SELECTED EXCERPT -
------------------------------

OBJECTIVE: Comparison of cardiac output (CO) obtained using electric cardiometry (EC) and pulmonary artery catheterization (PAC) in pediatric patients with congenital structural heart disease.

DESIGN: Prospective, observational study.

SETTING: A tertiary hospital.

PARTICIPANTS: The study comprised 50 patients scheduled to undergo cardiac catheterization.

INTERVENTIONS: CO data triplets were obtained simultaneously from the cardiometry device ICON (Osypka Medical, Berlin, Germany) and PAC at the following predefined time points-(1) T1: 5 minutes after arterial and venous cannulation and (2) T2: 5 minutes postprocedure; the average of the 3 readings was calculated. Reliability analysis and Bland-Altman analysis were performed to determine the limits of agreement, mean bias, and accuracy of the CO measured with EC.

------------------------------

THE DATA -
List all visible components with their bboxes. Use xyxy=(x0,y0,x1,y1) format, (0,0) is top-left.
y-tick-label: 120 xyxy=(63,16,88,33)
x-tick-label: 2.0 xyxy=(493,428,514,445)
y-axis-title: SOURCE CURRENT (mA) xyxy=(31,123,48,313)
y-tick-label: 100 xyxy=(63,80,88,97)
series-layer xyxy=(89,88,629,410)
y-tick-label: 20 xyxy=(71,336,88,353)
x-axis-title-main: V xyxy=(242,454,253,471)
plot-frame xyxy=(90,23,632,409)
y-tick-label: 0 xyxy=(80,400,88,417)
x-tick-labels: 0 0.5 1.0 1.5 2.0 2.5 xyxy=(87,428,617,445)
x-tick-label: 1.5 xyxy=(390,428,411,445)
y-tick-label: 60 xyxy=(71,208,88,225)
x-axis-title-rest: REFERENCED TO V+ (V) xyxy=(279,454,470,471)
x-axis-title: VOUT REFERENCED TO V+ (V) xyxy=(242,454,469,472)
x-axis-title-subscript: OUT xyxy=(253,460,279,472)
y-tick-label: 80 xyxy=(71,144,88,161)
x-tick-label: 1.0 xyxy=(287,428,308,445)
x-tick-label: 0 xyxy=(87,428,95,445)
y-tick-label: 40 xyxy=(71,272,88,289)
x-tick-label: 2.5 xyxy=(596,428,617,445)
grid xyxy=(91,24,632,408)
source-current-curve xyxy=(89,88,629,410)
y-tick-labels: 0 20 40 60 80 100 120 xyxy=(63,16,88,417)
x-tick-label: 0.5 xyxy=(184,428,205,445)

------------------------------

WORK ORDER 1 - In the cardiac output study abstract, how many patients took part in the study?
WORK ORDER 2 - Resume the abstract on the cardiac output study, starting after its last sentence.

RESPONSE 1 - 50 patients scheduled to undergo cardiac catheterization.

RESPONSE 2 -
MEASUREMENTS AND MAIN RESULTS: The measured EC-cardiac index 4.22 (3.84-4.60) L/min/m2 and PAC-cardiac index 4.26 (3.67-4.67) L/min/m2 were statistically insignificant (p value>0.05) at T1. Bland-Altman analysis revealed a mean bias of 0.0051 L/min/m2 and precision limits of±0.4927 L/min/m2 . The intraclass correlation coefficient was 0.789 and Cronbach's alpha was 0.652, indicating good reproducibility and internal consistency between the two techniques. Postcatheterization analysis also revealed strong agreement and reliability between the two techniques.

CONCLUSIONS: This study demonstrated that cardiac indices measured in children with a variety of structural heart diseases using EC reliably represent absolute values obtained using PAC. EC technology is simple and easy to use and offers noninvasive beat-to-beat tracking of CO and other hemodynamic parameters in children with structurally abnormal hearts.